======== Extracted data ========

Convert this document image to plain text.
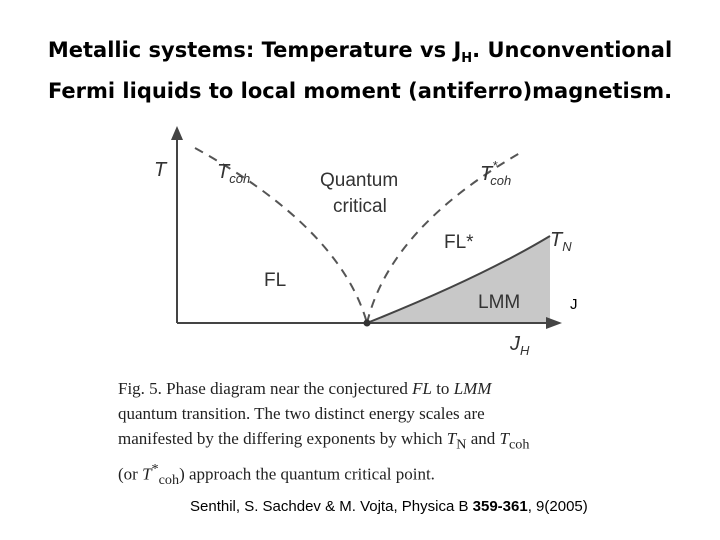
Metallic systems: Temperature vs $J_H$. Unconventional
Fermi liquids to local moment (antiferro)magnetism.
T	$T_{coh}$	Quantum
critical
T* coh
FL*	$T_N$
FL
LMM
$J_H$
Fig. 5. Phase diagram near the conjectured FL to LMM
quantum transition. The two distinct energy scales are
manifested by the differing exponents by which $T_N$ and $T_{coh}$
(or $T^*_{coh}$) approach the quantum critical point.
J
Senthil, S. Sachdev & M. Vojta, Physica B 359-361, 9(2005)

========

• _Instruction_: Every record must be copied exactly, with images dropped from the result.

• _Written answer_:
Convert this document image to plain text.
Metallic systems: Temperature vs $J_H$. Unconventional
Fermi liquids to local moment (antiferro)magnetism.
T	$T_{coh}$	Quantum
critical
T* coh
FL*	$T_N$
FL
LMM
$J_H$
Fig. 5. Phase diagram near the conjectured FL to LMM
quantum transition. The two distinct energy scales are
manifested by the differing exponents by which $T_N$ and $T_{coh}$
(or $T^*_{coh}$) approach the quantum critical point.
J
Senthil, S. Sachdev & M. Vojta, Physica B 359-361, 9(2005)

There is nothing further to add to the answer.